EXERCISE REQUIREMENTS:
Look for "continued" in each line of the entries, and return the matching lines.

AVAILABLE RECORDS:
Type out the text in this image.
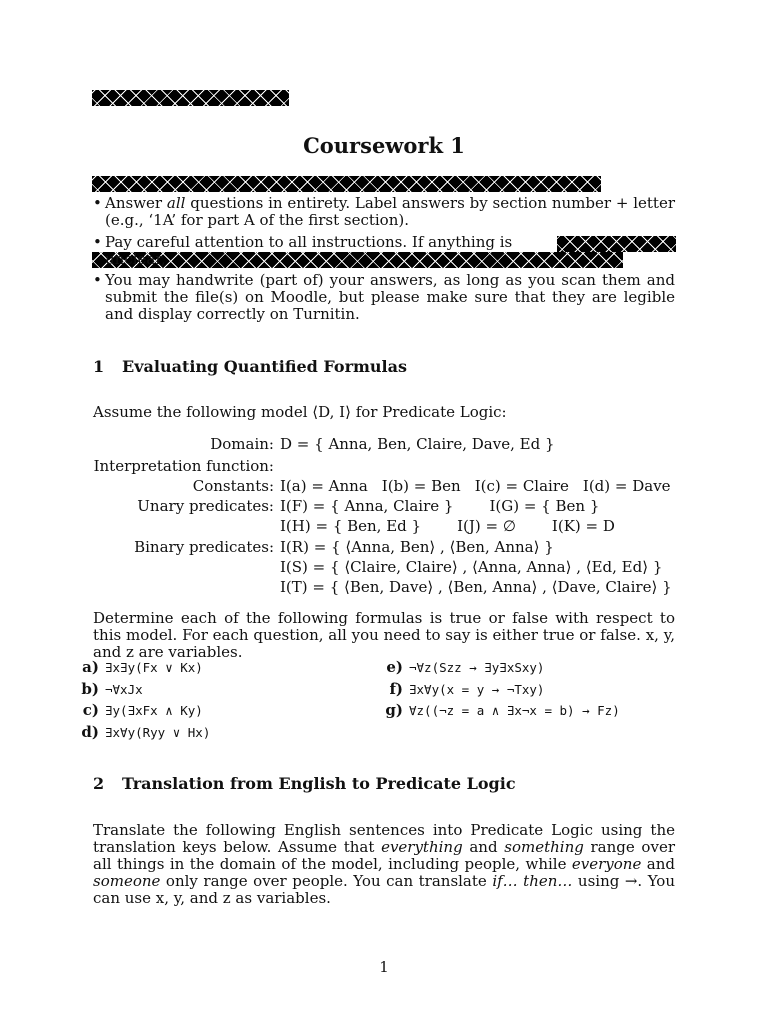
Coursework 1
• Answer all questions in entirety. Label answers by section number + letter (e.g., ‘1A’ for part A of the first section).
• Pay careful attention to all instructions. If anything is unclear,
• You may handwrite (part of) your answers, as long as you scan them and submit the file(s) on Moodle, but please make sure that they are legible and display correctly on Turnitin.
1 Evaluating Quantified Formulas
Assume the following model ⟨D, I⟩ for Predicate Logic:
Domain: D = { Anna, Ben, Claire, Dave, Ed }
Interpretation function:
Constants: I(a) = Anna I(b) = Ben I(c) = Claire I(d) = Dave
Unary predicates: I(F) = { Anna, Claire } I(G) = { Ben }
I(H) = { Ben, Ed } I(J) = ∅ I(K) = D
Binary predicates: I(R) = { ⟨Anna, Ben⟩ , ⟨Ben, Anna⟩ }
I(S) = { ⟨Claire, Claire⟩ , ⟨Anna, Anna⟩ , ⟨Ed, Ed⟩ }
I(T) = { ⟨Ben, Dave⟩ , ⟨Ben, Anna⟩ , ⟨Dave, Claire⟩ }
Determine each of the following formulas is true or false with respect to this model. For each question, all you need to say is either true or false. x, y, and z are variables.
a) ∃x∃y(Fx ∨ Kx)
b) ¬∀xJx
c) ∃y(∃xFx ∧ Ky)
d) ∃x∀y(Ryy ∨ Hx)
e) ¬∀z(Szz → ∃y∃xSxy)
f) ∃x∀y(x = y → ¬Txy)
g) ∀z((¬z = a ∧ ∃x¬x = b) → Fz)
2 Translation from English to Predicate Logic
Translate the following English sentences into Predicate Logic using the translation keys below. Assume that everything and something range over all things in the domain of the model, including people, while everyone and someone only range over people. You can translate if… then… using →. You can use x, y, and z as variables.
1
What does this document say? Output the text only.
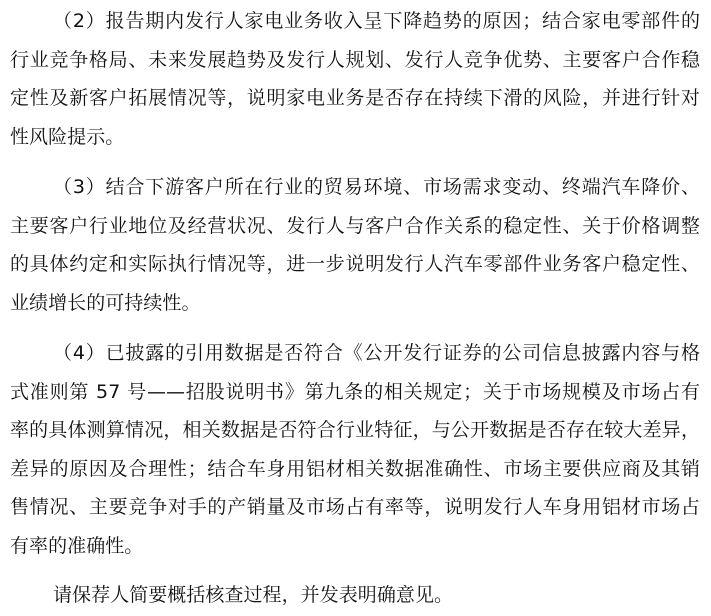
（2）报告期内发行人家电业务收入呈下降趋势的原因；结合家电零部件的
行业竞争格局、未来发展趋势及发行人规划、发行人竞争优势、主要客户合作稳
定性及新客户拓展情况等，说明家电业务是否存在持续下滑的风险，并进行针对
性风险提示。
（3）结合下游客户所在行业的贸易环境、市场需求变动、终端汽车降价、
主要客户行业地位及经营状况、发行人与客户合作关系的稳定性、关于价格调整
的具体约定和实际执行情况等，进一步说明发行人汽车零部件业务客户稳定性、
业绩增长的可持续性。
（4）已披露的引用数据是否符合《公开发行证券的公司信息披露内容与格
式准则第 57 号——招股说明书》第九条的相关规定；关于市场规模及市场占有
率的具体测算情况，相关数据是否符合行业特征，与公开数据是否存在较大差异，
差异的原因及合理性；结合车身用铝材相关数据准确性、市场主要供应商及其销
售情况、主要竞争对手的产销量及市场占有率等，说明发行人车身用铝材市场占
有率的准确性。
请保荐人简要概括核查过程，并发表明确意见。
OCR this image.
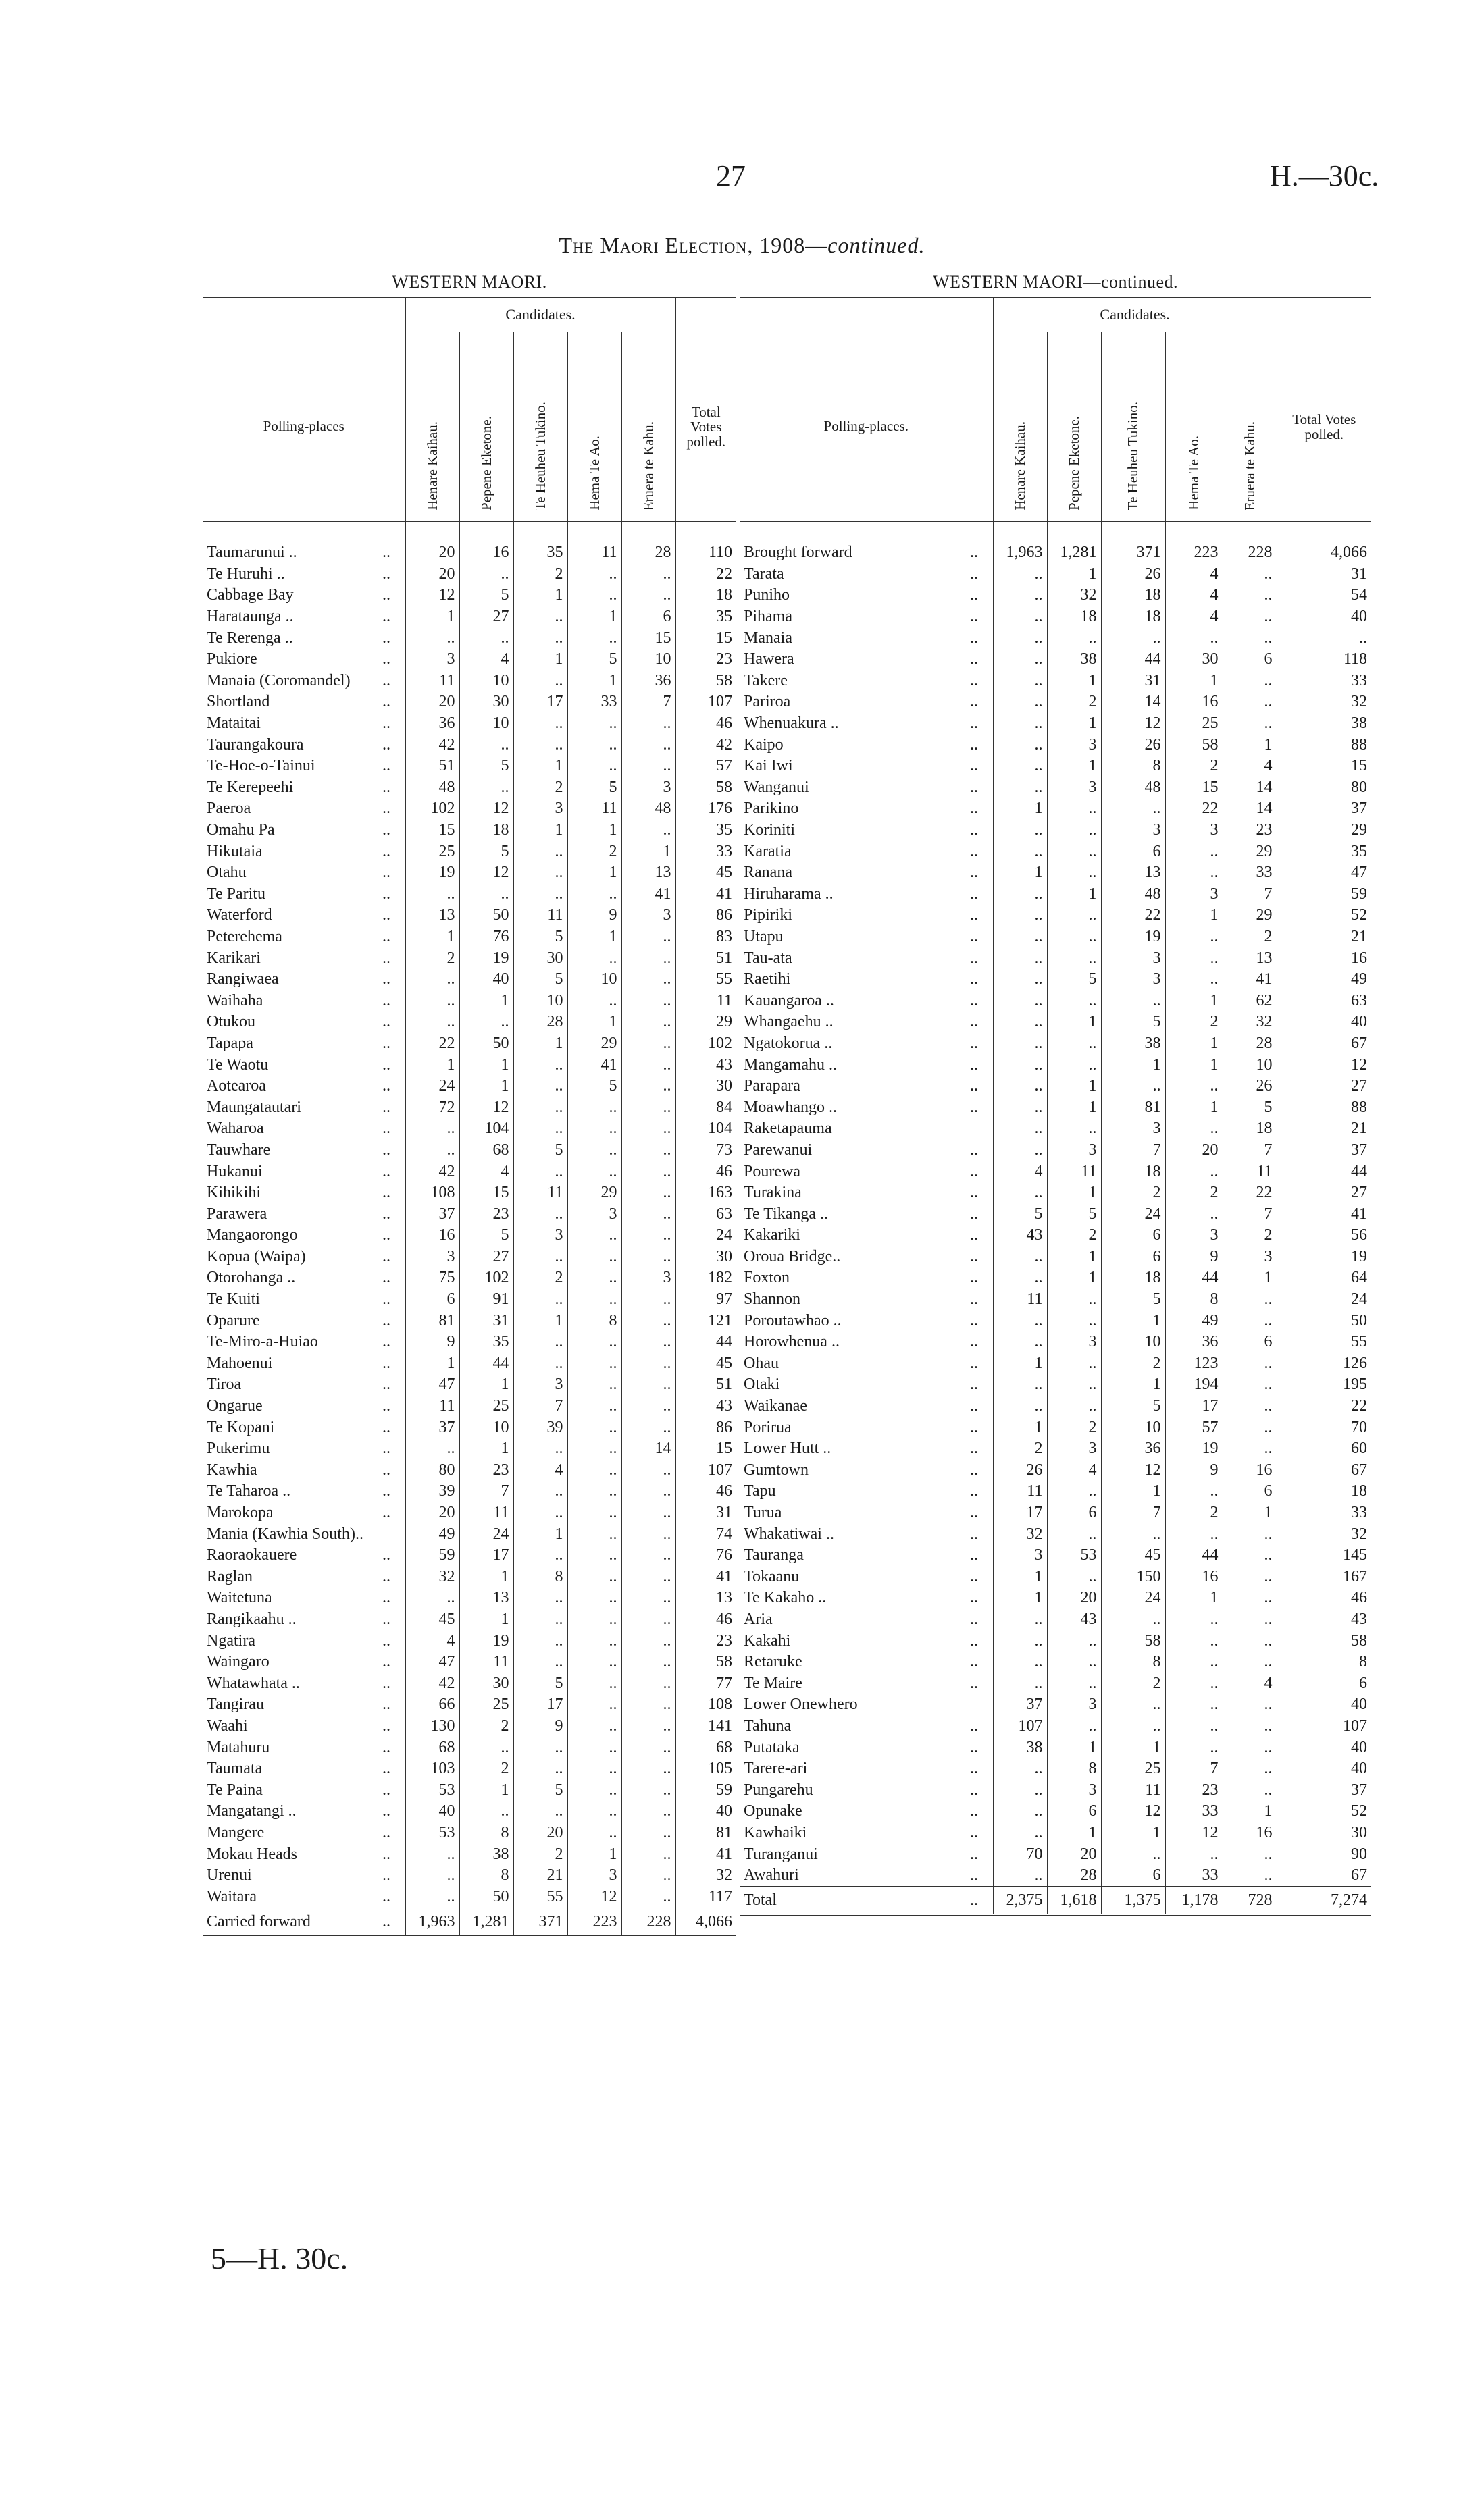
27	H.—30c.
The Maori Election, 1908—continued.
WESTERN MAORI.
		Candidates.					
Polling-places		Henare Kaihau.	Pepene Eketone.	Te Heuheu Tukino.	Hema Te Ao.	Eruera te Kahu.	Total Votes polled.
Taumarunui ..	..	20	16	35	11	28	110
Te Huruhi ..	..	20	..	2	..	..	22
Cabbage Bay	..	12	5	1	..	..	18
Harataunga ..	..	1	27	..	1	6	35
Te Rerenga ..	..	..	..	..	..	15	15
Pukiore	..	3	4	1	5	10	23
Manaia (Coromandel)	..	11	10	..	1	36	58
Shortland	..	20	30	17	33	7	107
Mataitai	..	36	10	..	..	..	46
Taurangakoura	..	42	..	..	..	..	42
Te-Hoe-o-Tainui	..	51	5	1	..	..	57
Te Kerepeehi	..	48	..	2	5	3	58
Paeroa	..	102	12	3	11	48	176
Omahu Pa	..	15	18	1	1	..	35
Hikutaia	..	25	5	..	2	1	33
Otahu	..	19	12	..	1	13	45
Te Paritu	..	..	..	..	..	41	41
Waterford	..	13	50	11	9	3	86
Peterehema	..	1	76	5	1	..	83
Karikari	..	2	19	30	..	..	51
Rangiwaea	..	..	40	5	10	..	55
Waihaha	..	..	1	10	..	..	11
Otukou	..	..	..	28	1	..	29
Tapapa	..	22	50	1	29	..	102
Te Waotu	..	1	1	..	41	..	43
Aotearoa	..	24	1	..	5	..	30
Maungatautari	..	72	12	..	..	..	84
Waharoa	..	..	104	..	..	..	104
Tauwhare	..	..	68	5	..	..	73
Hukanui	..	42	4	..	..	..	46
Kihikihi	..	108	15	11	29	..	163
Parawera	..	37	23	..	3	..	63
Mangaorongo	..	16	5	3	..	..	24
Kopua (Waipa)	..	3	27	..	..	..	30
Otorohanga ..	..	75	102	2	..	3	182
Te Kuiti	..	6	91	..	..	..	97
Oparure	..	81	31	1	8	..	121
Te-Miro-a-Huiao	..	9	35	..	..	..	44
Mahoenui	..	1	44	..	..	..	45
Tiroa	..	47	1	3	..	..	51
Ongarue	..	11	25	7	..	..	43
Te Kopani	..	37	10	39	..	..	86
Pukerimu	..	..	1	..	..	14	15
Kawhia	..	80	23	4	..	..	107
Te Taharoa ..	..	39	7	..	..	..	46
Marokopa	..	20	11	..	..	..	31
Mania (Kawhia South)..		49	24	1	..	..	74
Raoraokauere	..	59	17	..	..	..	76
Raglan	..	32	1	8	..	..	41
Waitetuna	..	..	13	..	..	..	13
Rangikaahu ..	..	45	1	..	..	..	46
Ngatira	..	4	19	..	..	..	23
Waingaro	..	47	11	..	..	..	58
Whatawhata ..	..	42	30	5	..	..	77
Tangirau	..	66	25	17	..	..	108
Waahi	..	130	2	9	..	..	141
Matahuru	..	68	..	..	..	..	68
Taumata	..	103	2	..	..	..	105
Te Paina	..	53	1	5	..	..	59
Mangatangi ..	..	40	..	..	..	..	40
Mangere	..	53	8	20	..	..	81
Mokau Heads	..	..	38	2	1	..	41
Urenui	..	..	8	21	3	..	32
Waitara	..	..	50	55	12	..	117
Carried forward	..	1,963	1,281	371	223	228	4,066
WESTERN MAORI—continued.
		Candidates.					
Polling-places.		Henare Kaihau.	Pepene Eketone.	Te Heuheu Tukino.	Hema Te Ao.	Eruera te Kahu.	Total Votes polled.
Brought forward	..	1,963	1,281	371	223	228	4,066
Tarata	..	..	1	26	4	..	31
Puniho	..	..	32	18	4	..	54
Pihama	..	..	18	18	4	..	40
Manaia	..	..	..	..	..	..	..
Hawera	..	..	38	44	30	6	118
Takere	..	..	1	31	1	..	33
Pariroa	..	..	2	14	16	..	32
Whenuakura ..	..	..	1	12	25	..	38
Kaipo	..	..	3	26	58	1	88
Kai Iwi	..	..	1	8	2	4	15
Wanganui	..	..	3	48	15	14	80
Parikino	..	1	..	..	22	14	37
Koriniti	..	..	..	3	3	23	29
Karatia	..	..	..	6	..	29	35
Ranana	..	1	..	13	..	33	47
Hiruharama ..	..	..	1	48	3	7	59
Pipiriki	..	..	..	22	1	29	52
Utapu	..	..	..	19	..	2	21
Tau-ata	..	..	..	3	..	13	16
Raetihi	..	..	5	3	..	41	49
Kauangaroa ..	..	..	..	..	1	62	63
Whangaehu ..	..	..	1	5	2	32	40
Ngatokorua ..	..	..	..	38	1	28	67
Mangamahu ..	..	..	..	1	1	10	12
Parapara	..	..	1	..	..	26	27
Moawhango ..	..	..	1	81	1	5	88
Raketapauma		..	..	3	..	18	21
Parewanui	..	..	3	7	20	7	37
Pourewa	..	4	11	18	..	11	44
Turakina	..	..	1	2	2	22	27
Te Tikanga ..	..	5	5	24	..	7	41
Kakariki	..	43	2	6	3	2	56
Oroua Bridge..	..	..	1	6	9	3	19
Foxton	..	..	1	18	44	1	64
Shannon	..	11	..	5	8	..	24
Poroutawhao ..	..	..	..	1	49	..	50
Horowhenua ..	..	..	3	10	36	6	55
Ohau	..	1	..	2	123	..	126
Otaki	..	..	..	1	194	..	195
Waikanae	..	..	..	5	17	..	22
Porirua	..	1	2	10	57	..	70
Lower Hutt ..	..	2	3	36	19	..	60
Gumtown	..	26	4	12	9	16	67
Tapu	..	11	..	1	..	6	18
Turua	..	17	6	7	2	1	33
Whakatiwai ..	..	32	..	..	..	..	32
Tauranga	..	3	53	45	44	..	145
Tokaanu	..	1	..	150	16	..	167
Te Kakaho ..	..	1	20	24	1	..	46
Aria	..	..	43	..	..	..	43
Kakahi	..	..	..	58	..	..	58
Retaruke	..	..	..	8	..	..	8
Te Maire	..	..	..	2	..	4	6
Lower Onewhero		37	3	..	..	..	40
Tahuna	..	107	..	..	..	..	107
Putataka	..	38	1	1	..	..	40
Tarere-ari	..	..	8	25	7	..	40
Pungarehu	..	..	3	11	23	..	37
Opunake	..	..	6	12	33	1	52
Kawhaiki	..	..	1	1	12	16	30
Turanganui	..	70	20	..	..	..	90
Awahuri	..	..	28	6	33	..	67
Total	..	2,375	1,618	1,375	1,178	728	7,274
5—H. 30c.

EXERCISE RESULT:
The Maori Election, 1908—continued.
WESTERN MAORI—continued.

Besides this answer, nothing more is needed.